_Written exercise:_
Copy all of the material word for word, except for the pictures.

_Supplied material:_
_ _ _ _

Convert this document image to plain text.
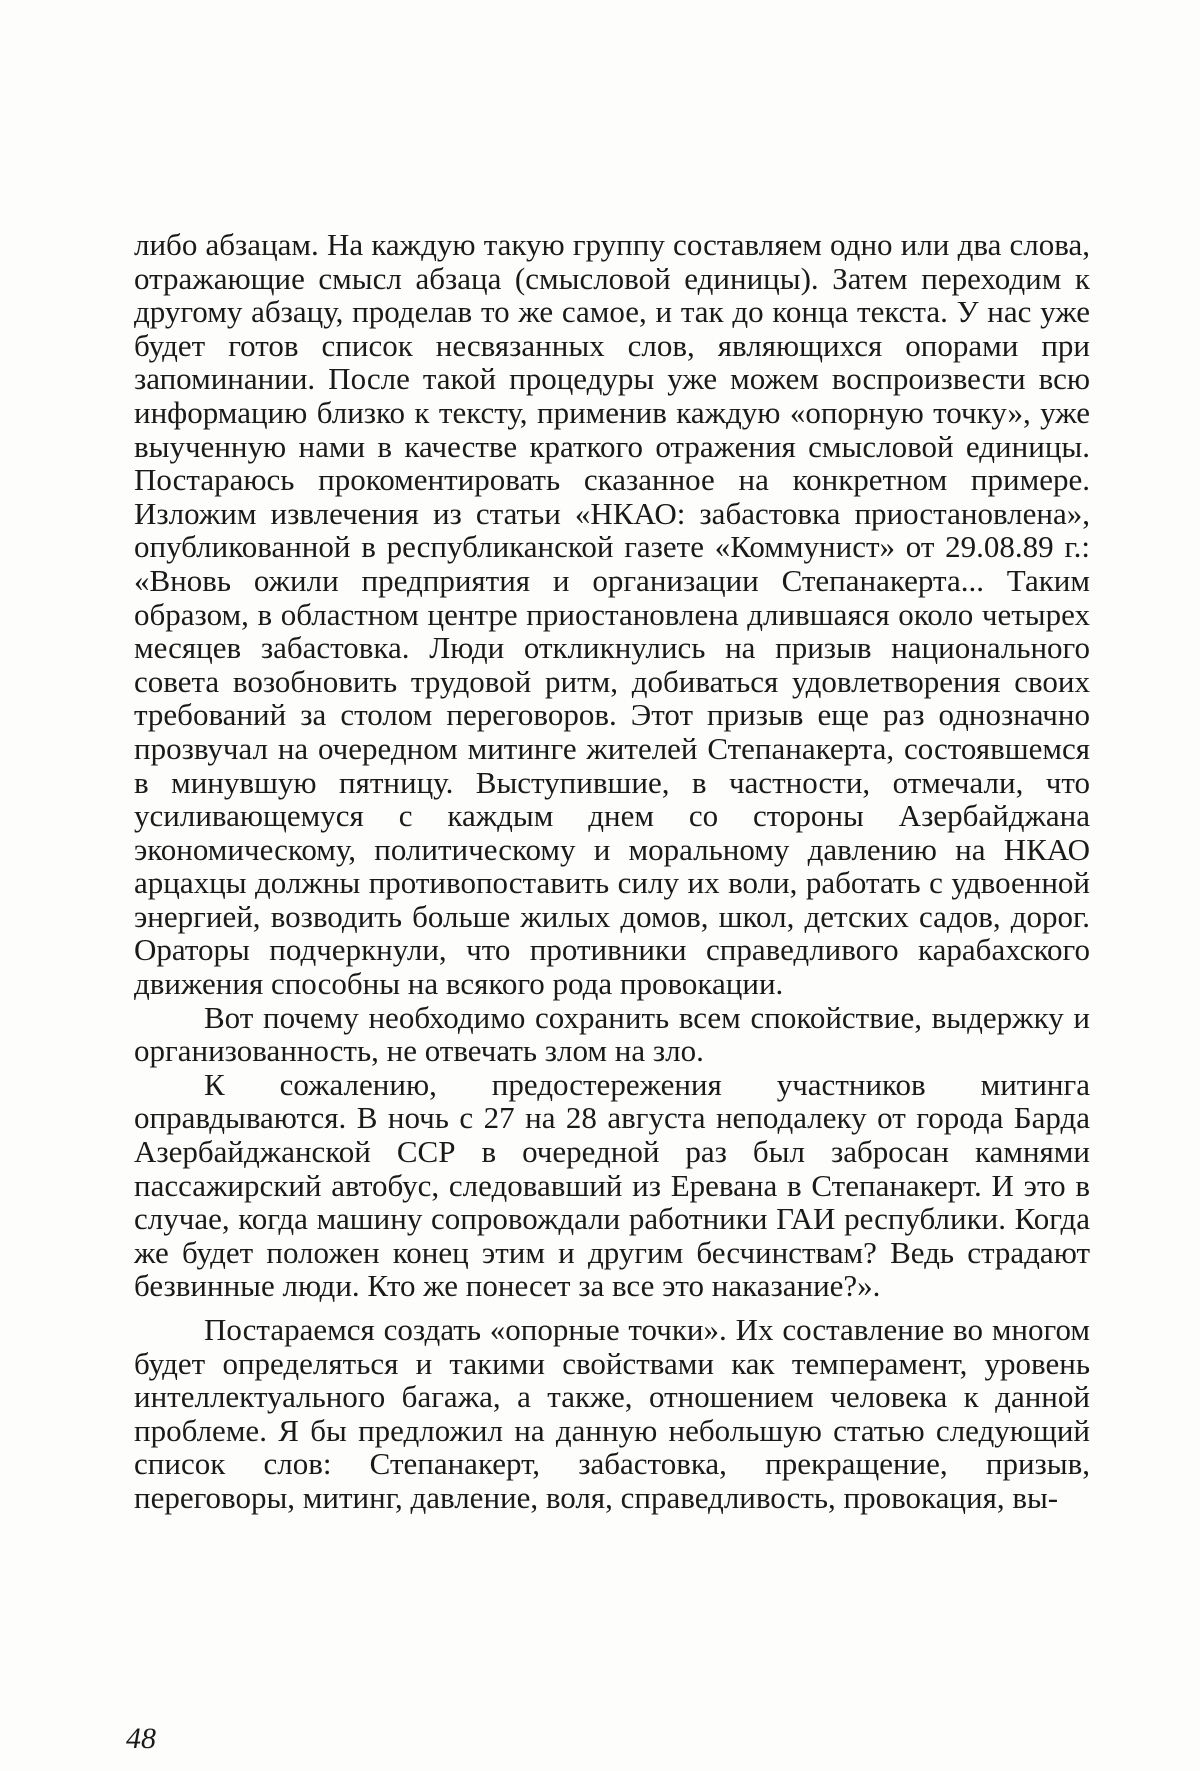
либо абзацам. На каждую такую группу составляем одно или два слова, отражающие смысл абзаца (смысловой единицы). Затем переходим к другому абзацу, проделав то же самое, и так до конца текста. У нас уже будет готов список несвязанных слов, являющихся опорами при запоминании. После такой процедуры уже можем воспроизвести всю информацию близко к тексту, применив каждую «опорную точку», уже выученную нами в качестве краткого отражения смысловой единицы. Постараюсь прокоментировать сказанное на конкретном примере. Изложим извлечения из статьи «НКАО: забастовка приостановлена», опубликованной в республиканской газете «Коммунист» от 29.08.89 г.: «Вновь ожили предприятия и организации Степанакерта... Таким образом, в областном центре приостановлена длившаяся около четырех месяцев забастовка. Люди откликнулись на призыв национального совета возобновить трудовой ритм, добиваться удовлетворения своих требований за столом переговоров. Этот призыв еще раз однозначно прозвучал на очередном митинге жителей Степанакерта, состоявшемся в минувшую пятницу. Выступившие, в частности, отмечали, что усиливающемуся с каждым днем со стороны Азербайджана экономическому, политическому и моральному давлению на НКАО арцахцы должны противопоставить силу их воли, работать с удвоенной энергией, возводить больше жилых домов, школ, детских садов, дорог. Ораторы подчеркнули, что противники справедливого карабахского движения способны на всякого рода провокации.

Вот почему необходимо сохранить всем спокойствие, выдержку и организованность, не отвечать злом на зло.

К сожалению, предостережения участников митинга оправдываются. В ночь с 27 на 28 августа неподалеку от города Барда Азербайджанской ССР в очередной раз был забросан камнями пассажирский автобус, следовавший из Еревана в Степанакерт. И это в случае, когда машину сопровождали работники ГАИ республики. Когда же будет положен конец этим и другим бесчинствам? Ведь страдают безвинные люди. Кто же понесет за все это наказание?».

Постараемся создать «опорные точки». Их составление во многом будет определяться и такими свойствами как темперамент, уровень интеллектуального багажа, а также, отношением человека к данной проблеме. Я бы предложил на данную небольшую статью следующий список слов: Степанакерт, забастовка, прекращение, призыв, переговоры, митинг, давление, воля, справедливость, провокация, вы-

48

_ _ _ _

_Task response:_
Convert this document image to plain text.
либо абзацам. На каждую такую группу составляем одно или два слова, отражающие смысл абзаца (смысловой единицы). Затем переходим к другому абзацу, проделав то же самое, и так до конца текста. У нас уже будет готов список несвязанных слов, являющихся опорами при запоминании. После такой процедуры уже можем воспроизвести всю информацию близко к тексту, применив каждую «опорную точку», уже выученную нами в качестве краткого отражения смысловой единицы. Постараюсь прокоментировать сказанное на конкретном примере. Изложим извлечения из статьи «НКАО: забастовка приостановлена», опубликованной в республиканской газете «Коммунист» от 29.08.89 г.: «Вновь ожили предприятия и организации Степанакерта... Таким образом, в областном центре приостановлена длившаяся около четырех месяцев забастовка. Люди откликнулись на призыв национального совета возобновить трудовой ритм, добиваться удовлетворения своих требований за столом переговоров. Этот призыв еще раз однозначно прозвучал на очередном митинге жителей Степанакерта, состоявшемся в минувшую пятницу. Выступившие, в частности, отмечали, что усиливающемуся с каждым днем со стороны Азербайджана экономическому, политическому и моральному давлению на НКАО арцахцы должны противопоставить силу их воли, работать с удвоенной энергией, возводить больше жилых домов, школ, детских садов, дорог. Ораторы подчеркнули, что противники справедливого карабахского движения способны на всякого рода провокации.

Вот почему необходимо сохранить всем спокойствие, выдержку и организованность, не отвечать злом на зло.

К сожалению, предостережения участников митинга оправдываются. В ночь с 27 на 28 августа неподалеку от города Барда Азербайджанской ССР в очередной раз был забросан камнями пассажирский автобус, следовавший из Еревана в Степанакерт. И это в случае, когда машину сопровождали работники ГАИ республики. Когда же будет положен конец этим и другим бесчинствам? Ведь страдают безвинные люди. Кто же понесет за все это наказание?».

Постараемся создать «опорные точки». Их составление во многом будет определяться и такими свойствами как темперамент, уровень интеллектуального багажа, а также, отношением человека к данной проблеме. Я бы предложил на данную небольшую статью следующий список слов: Степанакерт, забастовка, прекращение, призыв, переговоры, митинг, давление, воля, справедливость, провокация, вы-

48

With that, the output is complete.